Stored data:
- - - - -
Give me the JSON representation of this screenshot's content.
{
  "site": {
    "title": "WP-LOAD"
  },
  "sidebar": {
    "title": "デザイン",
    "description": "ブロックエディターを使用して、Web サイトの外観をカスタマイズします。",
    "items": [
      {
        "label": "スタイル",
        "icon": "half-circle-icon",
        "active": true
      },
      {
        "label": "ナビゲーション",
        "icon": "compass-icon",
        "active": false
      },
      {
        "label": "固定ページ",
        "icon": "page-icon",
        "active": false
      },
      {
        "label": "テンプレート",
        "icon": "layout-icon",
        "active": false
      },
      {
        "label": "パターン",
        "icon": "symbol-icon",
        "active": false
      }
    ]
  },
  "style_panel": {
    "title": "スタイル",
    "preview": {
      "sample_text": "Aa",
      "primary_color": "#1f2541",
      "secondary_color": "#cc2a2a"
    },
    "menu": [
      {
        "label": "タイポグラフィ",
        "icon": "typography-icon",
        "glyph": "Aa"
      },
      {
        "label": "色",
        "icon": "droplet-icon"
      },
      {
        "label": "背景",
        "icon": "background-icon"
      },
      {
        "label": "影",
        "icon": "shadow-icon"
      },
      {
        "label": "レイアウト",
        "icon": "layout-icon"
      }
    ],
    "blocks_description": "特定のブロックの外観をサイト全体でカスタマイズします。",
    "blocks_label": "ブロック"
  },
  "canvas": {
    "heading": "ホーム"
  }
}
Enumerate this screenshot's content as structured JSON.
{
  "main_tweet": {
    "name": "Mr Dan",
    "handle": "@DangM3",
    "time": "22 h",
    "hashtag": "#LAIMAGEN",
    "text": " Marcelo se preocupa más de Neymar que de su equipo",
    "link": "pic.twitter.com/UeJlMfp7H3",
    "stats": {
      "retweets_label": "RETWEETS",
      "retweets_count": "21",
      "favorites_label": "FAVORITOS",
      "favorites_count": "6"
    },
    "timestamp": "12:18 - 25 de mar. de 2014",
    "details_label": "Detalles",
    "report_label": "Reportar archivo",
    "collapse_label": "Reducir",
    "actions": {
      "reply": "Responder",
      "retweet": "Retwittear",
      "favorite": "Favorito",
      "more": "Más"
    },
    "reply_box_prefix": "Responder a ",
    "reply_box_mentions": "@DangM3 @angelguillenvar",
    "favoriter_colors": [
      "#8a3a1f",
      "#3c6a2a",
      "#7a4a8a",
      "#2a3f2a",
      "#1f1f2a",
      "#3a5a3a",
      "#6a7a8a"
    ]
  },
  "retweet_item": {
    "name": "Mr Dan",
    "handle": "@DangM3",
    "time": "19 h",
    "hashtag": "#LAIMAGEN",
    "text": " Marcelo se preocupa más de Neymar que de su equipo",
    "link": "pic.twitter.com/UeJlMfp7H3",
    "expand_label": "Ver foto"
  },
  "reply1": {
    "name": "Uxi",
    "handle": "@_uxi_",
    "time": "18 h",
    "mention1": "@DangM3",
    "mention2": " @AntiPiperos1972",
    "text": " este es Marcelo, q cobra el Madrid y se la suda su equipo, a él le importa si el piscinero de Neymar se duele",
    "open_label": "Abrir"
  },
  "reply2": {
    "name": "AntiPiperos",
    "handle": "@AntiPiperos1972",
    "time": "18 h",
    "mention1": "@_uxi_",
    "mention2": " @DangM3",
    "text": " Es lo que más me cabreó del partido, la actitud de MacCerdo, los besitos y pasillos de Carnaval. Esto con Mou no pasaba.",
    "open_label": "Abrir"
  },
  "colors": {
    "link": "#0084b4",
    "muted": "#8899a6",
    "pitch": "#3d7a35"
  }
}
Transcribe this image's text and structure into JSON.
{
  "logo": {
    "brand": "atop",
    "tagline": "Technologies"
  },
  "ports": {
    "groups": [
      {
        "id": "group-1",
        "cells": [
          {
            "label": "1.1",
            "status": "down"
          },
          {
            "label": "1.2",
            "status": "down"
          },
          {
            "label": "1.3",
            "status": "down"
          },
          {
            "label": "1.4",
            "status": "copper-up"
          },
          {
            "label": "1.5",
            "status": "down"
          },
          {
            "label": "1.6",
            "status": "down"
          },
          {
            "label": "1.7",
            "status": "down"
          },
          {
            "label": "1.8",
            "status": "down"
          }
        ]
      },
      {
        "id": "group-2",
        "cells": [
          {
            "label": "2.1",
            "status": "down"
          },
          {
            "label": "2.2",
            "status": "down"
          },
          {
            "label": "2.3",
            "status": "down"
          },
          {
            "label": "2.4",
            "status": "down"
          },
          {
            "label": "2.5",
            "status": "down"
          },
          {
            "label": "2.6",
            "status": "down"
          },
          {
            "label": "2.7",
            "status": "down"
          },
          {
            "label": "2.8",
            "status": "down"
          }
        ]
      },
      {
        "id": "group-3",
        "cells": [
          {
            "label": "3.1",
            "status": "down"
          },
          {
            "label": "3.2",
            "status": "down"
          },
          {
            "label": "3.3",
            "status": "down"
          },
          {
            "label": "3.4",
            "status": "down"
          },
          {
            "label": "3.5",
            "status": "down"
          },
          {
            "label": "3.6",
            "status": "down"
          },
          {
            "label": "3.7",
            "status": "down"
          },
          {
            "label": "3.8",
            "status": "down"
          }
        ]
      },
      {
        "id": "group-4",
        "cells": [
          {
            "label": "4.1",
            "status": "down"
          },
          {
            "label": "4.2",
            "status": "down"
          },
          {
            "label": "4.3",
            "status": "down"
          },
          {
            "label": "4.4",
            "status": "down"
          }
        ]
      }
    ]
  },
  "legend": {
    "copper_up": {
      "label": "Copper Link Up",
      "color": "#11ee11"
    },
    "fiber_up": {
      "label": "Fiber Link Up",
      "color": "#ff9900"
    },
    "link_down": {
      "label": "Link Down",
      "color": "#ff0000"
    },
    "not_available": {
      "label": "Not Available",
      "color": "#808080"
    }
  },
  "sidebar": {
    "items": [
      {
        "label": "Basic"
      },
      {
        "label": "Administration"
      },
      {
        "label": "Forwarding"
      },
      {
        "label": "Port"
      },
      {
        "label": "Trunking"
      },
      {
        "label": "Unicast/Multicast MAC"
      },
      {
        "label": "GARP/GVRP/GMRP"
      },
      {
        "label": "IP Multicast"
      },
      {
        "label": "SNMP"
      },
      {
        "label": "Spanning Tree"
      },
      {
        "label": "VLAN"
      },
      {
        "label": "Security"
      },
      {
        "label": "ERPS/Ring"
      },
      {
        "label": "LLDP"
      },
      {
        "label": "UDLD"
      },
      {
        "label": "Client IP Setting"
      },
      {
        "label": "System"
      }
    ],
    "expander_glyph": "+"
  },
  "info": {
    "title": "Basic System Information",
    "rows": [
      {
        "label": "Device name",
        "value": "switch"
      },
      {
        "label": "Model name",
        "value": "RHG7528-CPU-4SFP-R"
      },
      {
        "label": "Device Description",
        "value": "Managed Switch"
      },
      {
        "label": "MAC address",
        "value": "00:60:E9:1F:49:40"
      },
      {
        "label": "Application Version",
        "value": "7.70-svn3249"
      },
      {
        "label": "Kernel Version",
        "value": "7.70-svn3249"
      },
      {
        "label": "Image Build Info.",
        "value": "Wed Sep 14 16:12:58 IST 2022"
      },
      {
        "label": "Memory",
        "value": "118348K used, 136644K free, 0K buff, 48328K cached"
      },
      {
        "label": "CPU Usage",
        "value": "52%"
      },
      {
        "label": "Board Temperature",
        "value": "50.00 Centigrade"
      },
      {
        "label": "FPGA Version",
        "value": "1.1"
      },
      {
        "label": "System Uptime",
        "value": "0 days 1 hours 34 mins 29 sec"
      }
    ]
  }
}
- - - - -
GIVEN PROBLEM: Repeat the data above, word for word.

SOLUTION TO THE PROBLEM:
Give me the JSON representation of this screenshot's content.
{
  "site": {
    "title": "WP-LOAD"
  },
  "sidebar": {
    "title": "デザイン",
    "description": "ブロックエディターを使用して、Web サイトの外観をカスタマイズします。",
    "items": [
      {
        "label": "スタイル",
        "icon": "half-circle-icon",
        "active": true
      },
      {
        "label": "ナビゲーション",
        "icon": "compass-icon",
        "active": false
      },
      {
        "label": "固定ページ",
        "icon": "page-icon",
        "active": false
      },
      {
        "label": "テンプレート",
        "icon": "layout-icon",
        "active": false
      },
      {
        "label": "パターン",
        "icon": "symbol-icon",
        "active": false
      }
    ]
  },
  "style_panel": {
    "title": "スタイル",
    "preview": {
      "sample_text": "Aa",
      "primary_color": "#1f2541",
      "secondary_color": "#cc2a2a"
    },
    "menu": [
      {
        "label": "タイポグラフィ",
        "icon": "typography-icon",
        "glyph": "Aa"
      },
      {
        "label": "色",
        "icon": "droplet-icon"
      },
      {
        "label": "背景",
        "icon": "background-icon"
      },
      {
        "label": "影",
        "icon": "shadow-icon"
      },
      {
        "label": "レイアウト",
        "icon": "layout-icon"
      }
    ],
    "blocks_description": "特定のブロックの外観をサイト全体でカスタマイズします。",
    "blocks_label": "ブロック"
  },
  "canvas": {
    "heading": "ホーム"
  }
}
Enumerate this screenshot's content as structured JSON.
{
  "main_tweet": {
    "name": "Mr Dan",
    "handle": "@DangM3",
    "time": "22 h",
    "hashtag": "#LAIMAGEN",
    "text": " Marcelo se preocupa más de Neymar que de su equipo",
    "link": "pic.twitter.com/UeJlMfp7H3",
    "stats": {
      "retweets_label": "RETWEETS",
      "retweets_count": "21",
      "favorites_label": "FAVORITOS",
      "favorites_count": "6"
    },
    "timestamp": "12:18 - 25 de mar. de 2014",
    "details_label": "Detalles",
    "report_label": "Reportar archivo",
    "collapse_label": "Reducir",
    "actions": {
      "reply": "Responder",
      "retweet": "Retwittear",
      "favorite": "Favorito",
      "more": "Más"
    },
    "reply_box_prefix": "Responder a ",
    "reply_box_mentions": "@DangM3 @angelguillenvar",
    "favoriter_colors": [
      "#8a3a1f",
      "#3c6a2a",
      "#7a4a8a",
      "#2a3f2a",
      "#1f1f2a",
      "#3a5a3a",
      "#6a7a8a"
    ]
  },
  "retweet_item": {
    "name": "Mr Dan",
    "handle": "@DangM3",
    "time": "19 h",
    "hashtag": "#LAIMAGEN",
    "text": " Marcelo se preocupa más de Neymar que de su equipo",
    "link": "pic.twitter.com/UeJlMfp7H3",
    "expand_label": "Ver foto"
  },
  "reply1": {
    "name": "Uxi",
    "handle": "@_uxi_",
    "time": "18 h",
    "mention1": "@DangM3",
    "mention2": " @AntiPiperos1972",
    "text": " este es Marcelo, q cobra el Madrid y se la suda su equipo, a él le importa si el piscinero de Neymar se duele",
    "open_label": "Abrir"
  },
  "reply2": {
    "name": "AntiPiperos",
    "handle": "@AntiPiperos1972",
    "time": "18 h",
    "mention1": "@_uxi_",
    "mention2": " @DangM3",
    "text": " Es lo que más me cabreó del partido, la actitud de MacCerdo, los besitos y pasillos de Carnaval. Esto con Mou no pasaba.",
    "open_label": "Abrir"
  },
  "colors": {
    "link": "#0084b4",
    "muted": "#8899a6",
    "pitch": "#3d7a35"
  }
}
Transcribe this image's text and structure into JSON.
{
  "logo": {
    "brand": "atop",
    "tagline": "Technologies"
  },
  "ports": {
    "groups": [
      {
        "id": "group-1",
        "cells": [
          {
            "label": "1.1",
            "status": "down"
          },
          {
            "label": "1.2",
            "status": "down"
          },
          {
            "label": "1.3",
            "status": "down"
          },
          {
            "label": "1.4",
            "status": "copper-up"
          },
          {
            "label": "1.5",
            "status": "down"
          },
          {
            "label": "1.6",
            "status": "down"
          },
          {
            "label": "1.7",
            "status": "down"
          },
          {
            "label": "1.8",
            "status": "down"
          }
        ]
      },
      {
        "id": "group-2",
        "cells": [
          {
            "label": "2.1",
            "status": "down"
          },
          {
            "label": "2.2",
            "status": "down"
          },
          {
            "label": "2.3",
            "status": "down"
          },
          {
            "label": "2.4",
            "status": "down"
          },
          {
            "label": "2.5",
            "status": "down"
          },
          {
            "label": "2.6",
            "status": "down"
          },
          {
            "label": "2.7",
            "status": "down"
          },
          {
            "label": "2.8",
            "status": "down"
          }
        ]
      },
      {
        "id": "group-3",
        "cells": [
          {
            "label": "3.1",
            "status": "down"
          },
          {
            "label": "3.2",
            "status": "down"
          },
          {
            "label": "3.3",
            "status": "down"
          },
          {
            "label": "3.4",
            "status": "down"
          },
          {
            "label": "3.5",
            "status": "down"
          },
          {
            "label": "3.6",
            "status": "down"
          },
          {
            "label": "3.7",
            "status": "down"
          },
          {
            "label": "3.8",
            "status": "down"
          }
        ]
      },
      {
        "id": "group-4",
        "cells": [
          {
            "label": "4.1",
            "status": "down"
          },
          {
            "label": "4.2",
            "status": "down"
          },
          {
            "label": "4.3",
            "status": "down"
          },
          {
            "label": "4.4",
            "status": "down"
          }
        ]
      }
    ]
  },
  "legend": {
    "copper_up": {
      "label": "Copper Link Up",
      "color": "#11ee11"
    },
    "fiber_up": {
      "label": "Fiber Link Up",
      "color": "#ff9900"
    },
    "link_down": {
      "label": "Link Down",
      "color": "#ff0000"
    },
    "not_available": {
      "label": "Not Available",
      "color": "#808080"
    }
  },
  "sidebar": {
    "items": [
      {
        "label": "Basic"
      },
      {
        "label": "Administration"
      },
      {
        "label": "Forwarding"
      },
      {
        "label": "Port"
      },
      {
        "label": "Trunking"
      },
      {
        "label": "Unicast/Multicast MAC"
      },
      {
        "label": "GARP/GVRP/GMRP"
      },
      {
        "label": "IP Multicast"
      },
      {
        "label": "SNMP"
      },
      {
        "label": "Spanning Tree"
      },
      {
        "label": "VLAN"
      },
      {
        "label": "Security"
      },
      {
        "label": "ERPS/Ring"
      },
      {
        "label": "LLDP"
      },
      {
        "label": "UDLD"
      },
      {
        "label": "Client IP Setting"
      },
      {
        "label": "System"
      }
    ],
    "expander_glyph": "+"
  },
  "info": {
    "title": "Basic System Information",
    "rows": [
      {
        "label": "Device name",
        "value": "switch"
      },
      {
        "label": "Model name",
        "value": "RHG7528-CPU-4SFP-R"
      },
      {
        "label": "Device Description",
        "value": "Managed Switch"
      },
      {
        "label": "MAC address",
        "value": "00:60:E9:1F:49:40"
      },
      {
        "label": "Application Version",
        "value": "7.70-svn3249"
      },
      {
        "label": "Kernel Version",
        "value": "7.70-svn3249"
      },
      {
        "label": "Image Build Info.",
        "value": "Wed Sep 14 16:12:58 IST 2022"
      },
      {
        "label": "Memory",
        "value": "118348K used, 136644K free, 0K buff, 48328K cached"
      },
      {
        "label": "CPU Usage",
        "value": "52%"
      },
      {
        "label": "Board Temperature",
        "value": "50.00 Centigrade"
      },
      {
        "label": "FPGA Version",
        "value": "1.1"
      },
      {
        "label": "System Uptime",
        "value": "0 days 1 hours 34 mins 29 sec"
      }
    ]
  }
}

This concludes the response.